» Given task: Say how many lines include the word "的不同含义". Reply with nothing but the number.

» Input records:
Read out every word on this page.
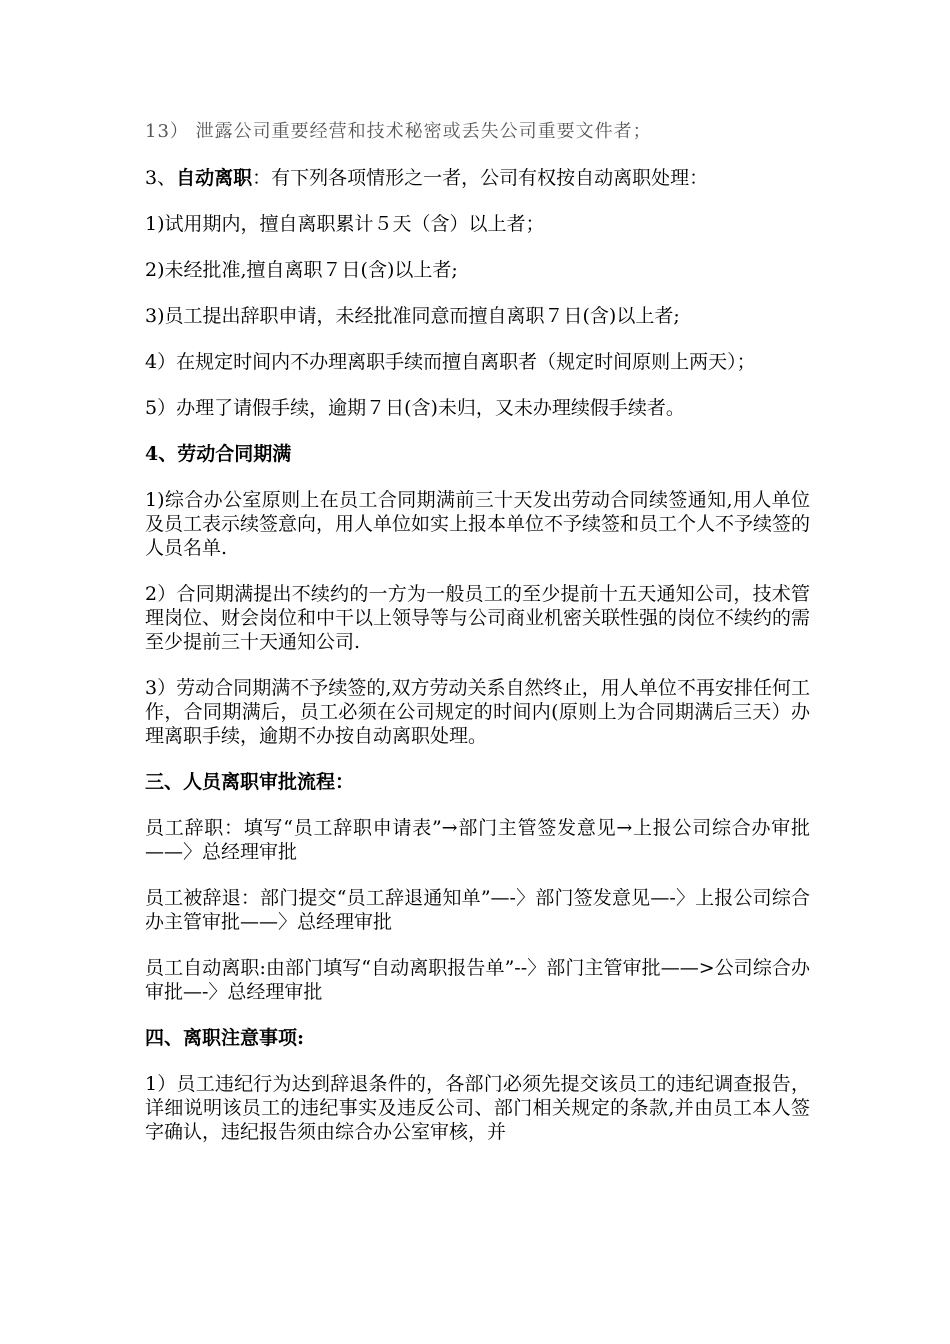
13） 泄露公司重要经营和技术秘密或丢失公司重要文件者；

3、自动离职：有下列各项情形之一者，公司有权按自动离职处理：

1)试用期内，擅自离职累计５天（含）以上者；

2)未经批准,擅自离职７日(含)以上者;

3)员工提出辞职申请，未经批准同意而擅自离职７日(含)以上者;

4）在规定时间内不办理离职手续而擅自离职者（规定时间原则上两天）；

5）办理了请假手续，逾期７日(含)未归，又未办理续假手续者。

4、劳动合同期满

1)综合办公室原则上在员工合同期满前三十天发出劳动合同续签通知,用人单位及员工表示续签意向，用人单位如实上报本单位不予续签和员工个人不予续签的人员名单.

2）合同期满提出不续约的一方为一般员工的至少提前十五天通知公司，技术管理岗位、财会岗位和中干以上领导等与公司商业机密关联性强的岗位不续约的需至少提前三十天通知公司.

3）劳动合同期满不予续签的,双方劳动关系自然终止，用人单位不再安排任何工作，合同期满后，员工必须在公司规定的时间内(原则上为合同期满后三天）办理离职手续，逾期不办按自动离职处理。

三、人员离职审批流程：

员工辞职：填写“员工辞职申请表”→部门主管签发意见→上报公司综合办审批——〉总经理审批

员工被辞退：部门提交“员工辞退通知单”—-〉部门签发意见—-〉上报公司综合办主管审批——〉总经理审批

员工自动离职:由部门填写“自动离职报告单”--〉部门主管审批——>公司综合办审批—-〉总经理审批

四、离职注意事项:

1）员工违纪行为达到辞退条件的，各部门必须先提交该员工的违纪调查报告，详细说明该员工的违纪事实及违反公司、部门相关规定的条款,并由员工本人签字确认，违纪报告须由综合办公室审核，并
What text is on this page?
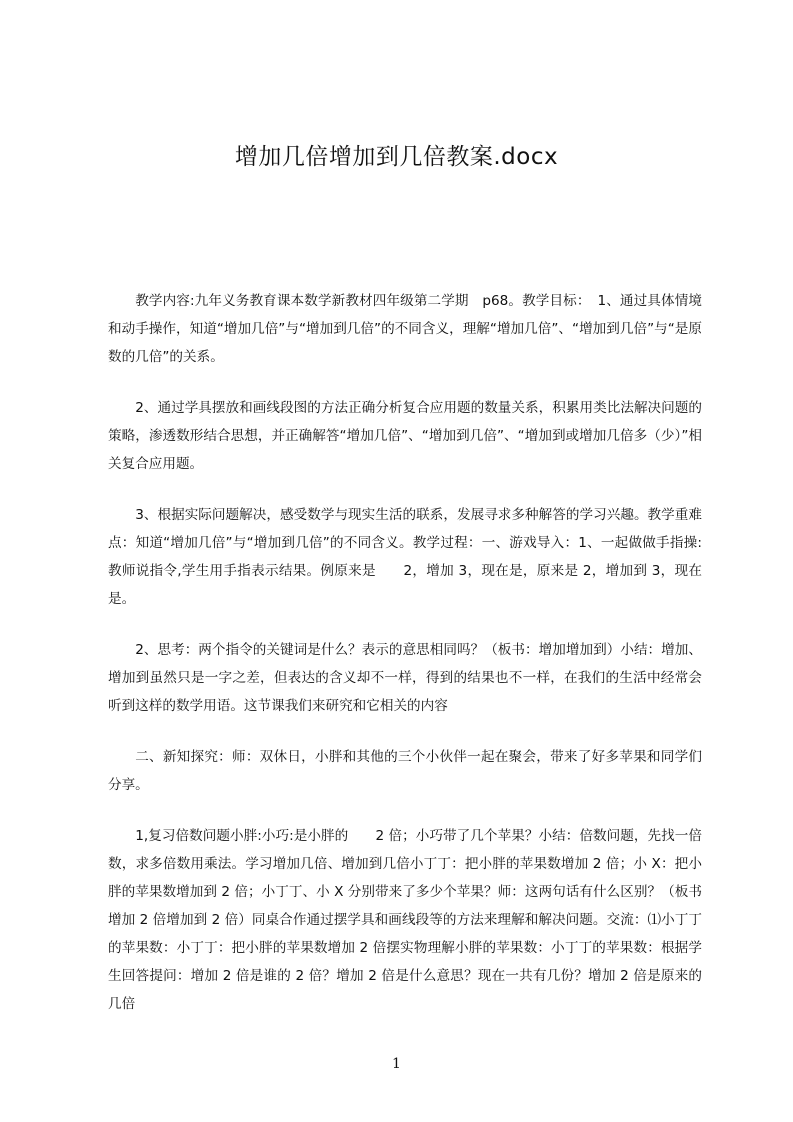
增加几倍增加到几倍教案.docx

教学内容:九年义务教育课本数学新教材四年级第二学期　p68。教学目标：　1、通过具体情境和动手操作，知道“增加几倍”与“增加到几倍”的不同含义，理解“增加几倍”、“增加到几倍”与“是原数的几倍”的关系。

2、通过学具摆放和画线段图的方法正确分析复合应用题的数量关系，积累用类比法解决问题的策略，渗透数形结合思想，并正确解答“增加几倍”、“增加到几倍”、“增加到或增加几倍多（少）”相关复合应用题。

3、根据实际问题解决，感受数学与现实生活的联系，发展寻求多种解答的学习兴趣。教学重难点：知道“增加几倍”与“增加到几倍”的不同含义。教学过程：一、游戏导入：1、一起做做手指操:教师说指令,学生用手指表示结果。例原来是　　2，增加 3，现在是，原来是 2，增加到 3，现在是。

2、思考：两个指令的关键词是什么？表示的意思相同吗？（板书：增加增加到）小结：增加、增加到虽然只是一字之差，但表达的含义却不一样，得到的结果也不一样，在我们的生活中经常会听到这样的数学用语。这节课我们来研究和它相关的内容

二、新知探究：师：双休日，小胖和其他的三个小伙伴一起在聚会，带来了好多苹果和同学们分享。

1,复习倍数问题小胖:小巧:是小胖的　　2 倍；小巧带了几个苹果？小结：倍数问题，先找一倍数，求多倍数用乘法。学习增加几倍、增加到几倍小丁丁：把小胖的苹果数增加 2 倍；小 X：把小胖的苹果数增加到 2 倍；小丁丁、小 X 分别带来了多少个苹果？师：这两句话有什么区别？（板书增加 2 倍增加到 2 倍）同桌合作通过摆学具和画线段等的方法来理解和解决问题。交流：⑴小丁丁的苹果数：小丁丁：把小胖的苹果数增加 2 倍摆实物理解小胖的苹果数：小丁丁的苹果数：根据学生回答提问：增加 2 倍是谁的 2 倍？增加 2 倍是什么意思？现在一共有几份？增加 2 倍是原来的几倍

1
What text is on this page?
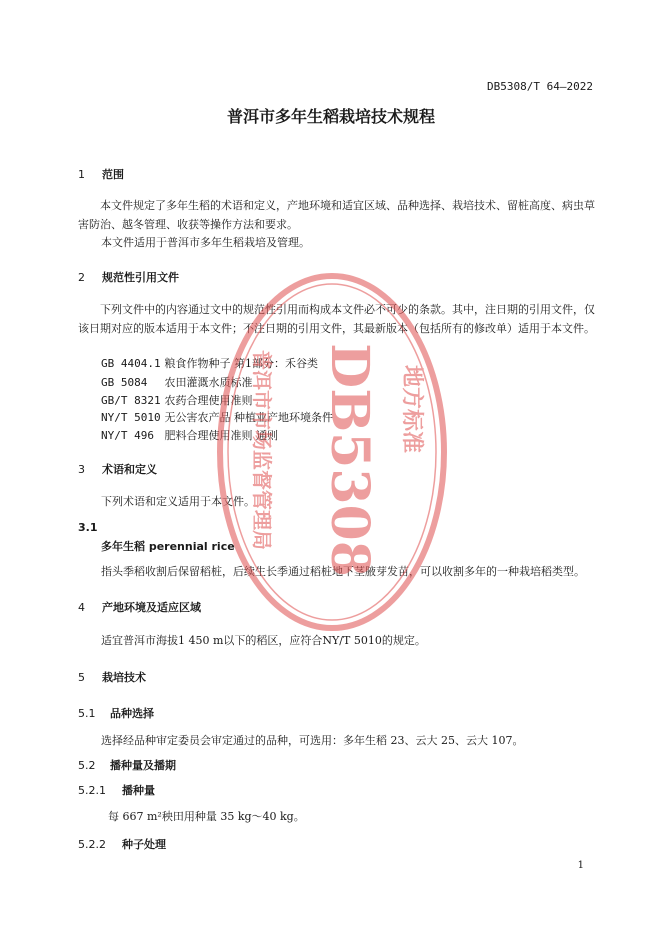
DB5308/T 64—2022
普洱市多年生稻栽培技术规程
1 范围
本文件规定了多年生稻的术语和定义，产地环境和适宜区域、品种选择、栽培技术、留桩高度、病虫草害防治、越冬管理、收获等操作方法和要求。
本文件适用于普洱市多年生稻栽培及管理。
2 规范性引用文件
下列文件中的内容通过文中的规范性引用而构成本文件必不可少的条款。其中，注日期的引用文件，仅该日期对应的版本适用于本文件；不注日期的引用文件，其最新版本（包括所有的修改单）适用于本文件。
GB 4404.1 粮食作物种子 第1部分：禾谷类
GB 5084 农田灌溉水质标准
GB/T 8321 农药合理使用准则
NY/T 5010 无公害农产品 种植业产地环境条件
NY/T 496 肥料合理使用准则 通则
3 术语和定义
下列术语和定义适用于本文件。
3.1
多年生稻 perennial rice
指头季稻收割后保留稻桩，后续生长季通过稻桩地下茎腋芽发苗，可以收割多年的一种栽培稻类型。
4 产地环境及适应区域
适宜普洱市海拔1 450 m以下的稻区，应符合NY/T 5010的规定。
5 栽培技术
5.1 品种选择
选择经品种审定委员会审定通过的品种，可选用：多年生稻 23、云大 25、云大 107。
5.2 播种量及播期
5.2.1 播种量
每 667 m²秧田用种量 35 kg～40 kg。
5.2.2 种子处理
1
DB5308 地方标准
普洱市市场监督管理局
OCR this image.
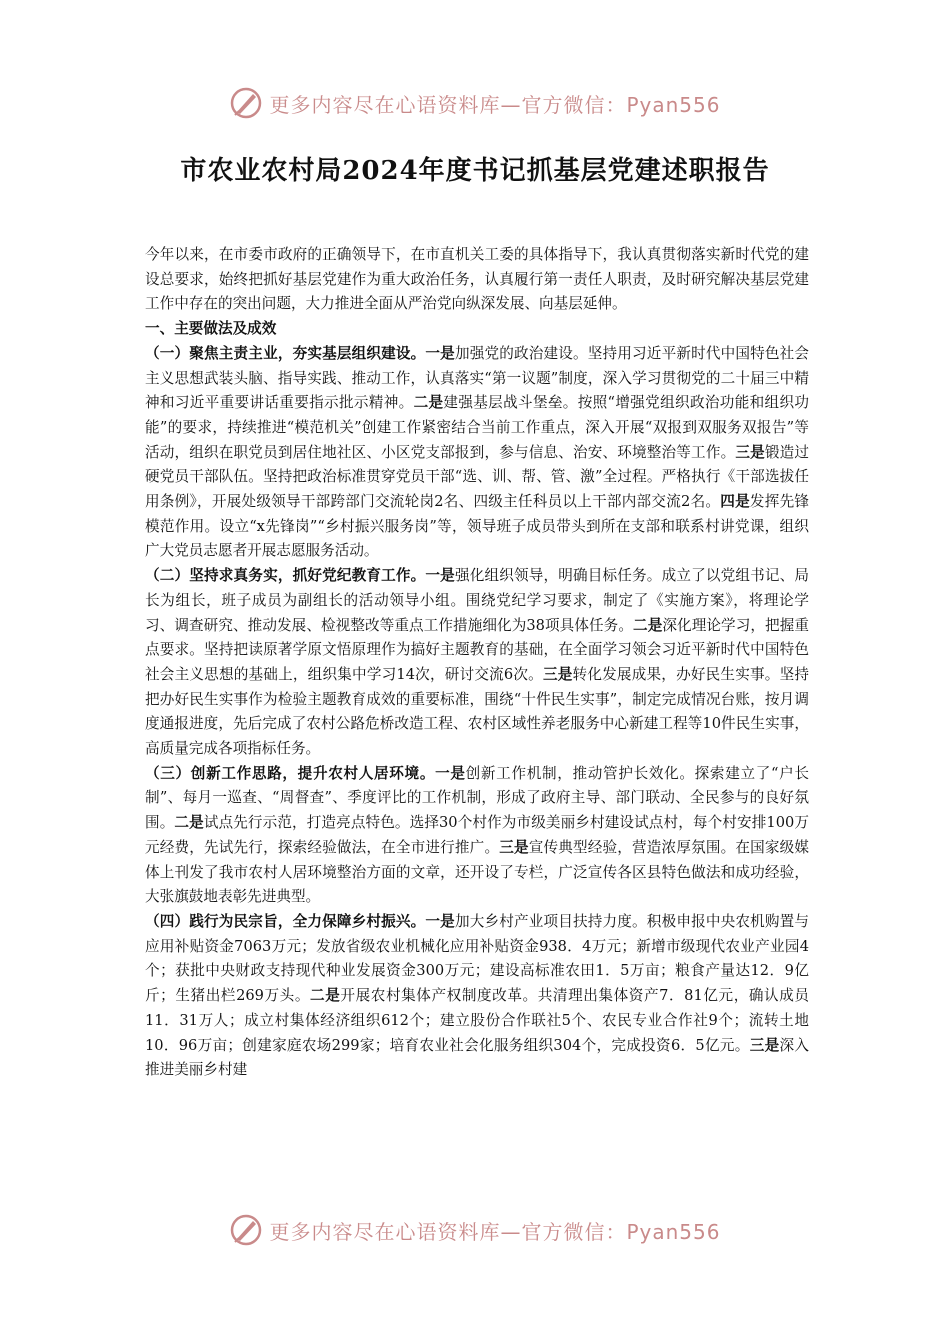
更多内容尽在心语资料库—官方微信：Pyan556
市农业农村局2024年度书记抓基层党建述职报告

今年以来，在市委市政府的正确领导下，在市直机关工委的具体指导下，我认真贯彻落实新时代党的建设总要求，始终把抓好基层党建作为重大政治任务，认真履行第一责任人职责，及时研究解决基层党建工作中存在的突出问题，大力推进全面从严治党向纵深发展、向基层延伸。

一、主要做法及成效

（一）聚焦主责主业，夯实基层组织建设。一是加强党的政治建设。坚持用习近平新时代中国特色社会主义思想武装头脑、指导实践、推动工作，认真落实“第一议题”制度，深入学习贯彻党的二十届三中精神和习近平重要讲话重要指示批示精神。二是建强基层战斗堡垒。按照“增强党组织政治功能和组织功能”的要求，持续推进“模范机关”创建工作紧密结合当前工作重点，深入开展“双报到双服务双报告”等活动，组织在职党员到居住地社区、小区党支部报到，参与信息、治安、环境整治等工作。三是锻造过硬党员干部队伍。坚持把政治标准贯穿党员干部“选、训、帮、管、激”全过程。严格执行《干部选拔任用条例》，开展处级领导干部跨部门交流轮岗2名、四级主任科员以上干部内部交流2名。四是发挥先锋模范作用。设立“x先锋岗”“乡村振兴服务岗”等，领导班子成员带头到所在支部和联系村讲党课，组织广大党员志愿者开展志愿服务活动。

（二）坚持求真务实，抓好党纪教育工作。一是强化组织领导，明确目标任务。成立了以党组书记、局长为组长，班子成员为副组长的活动领导小组。围绕党纪学习要求，制定了《实施方案》，将理论学习、调查研究、推动发展、检视整改等重点工作措施细化为38项具体任务。二是深化理论学习，把握重点要求。坚持把读原著学原文悟原理作为搞好主题教育的基础，在全面学习领会习近平新时代中国特色社会主义思想的基础上，组织集中学习14次，研讨交流6次。三是转化发展成果，办好民生实事。坚持把办好民生实事作为检验主题教育成效的重要标准，围绕“十件民生实事”，制定完成情况台账，按月调度通报进度，先后完成了农村公路危桥改造工程、农村区域性养老服务中心新建工程等10件民生实事，高质量完成各项指标任务。

（三）创新工作思路，提升农村人居环境。一是创新工作机制，推动管护长效化。探索建立了“户长制”、每月一巡查、“周督查”、季度评比的工作机制，形成了政府主导、部门联动、全民参与的良好氛围。二是试点先行示范，打造亮点特色。选择30个村作为市级美丽乡村建设试点村，每个村安排100万元经费，先试先行，探索经验做法，在全市进行推广。三是宣传典型经验，营造浓厚氛围。在国家级媒体上刊发了我市农村人居环境整治方面的文章，还开设了专栏，广泛宣传各区县特色做法和成功经验，大张旗鼓地表彰先进典型。

（四）践行为民宗旨，全力保障乡村振兴。一是加大乡村产业项目扶持力度。积极申报中央农机购置与应用补贴资金7063万元；发放省级农业机械化应用补贴资金938．4万元；新增市级现代农业产业园4个；获批中央财政支持现代种业发展资金300万元；建设高标准农田1．5万亩；粮食产量达12．9亿斤；生猪出栏269万头。二是开展农村集体产权制度改革。共清理出集体资产7．81亿元，确认成员11．31万人；成立村集体经济组织612个；建立股份合作联社5个、农民专业合作社9个；流转土地10．96万亩；创建家庭农场299家；培育农业社会化服务组织304个，完成投资6．5亿元。三是深入推进美丽乡村建

更多内容尽在心语资料库—官方微信：Pyan556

» Result of the exercise: 2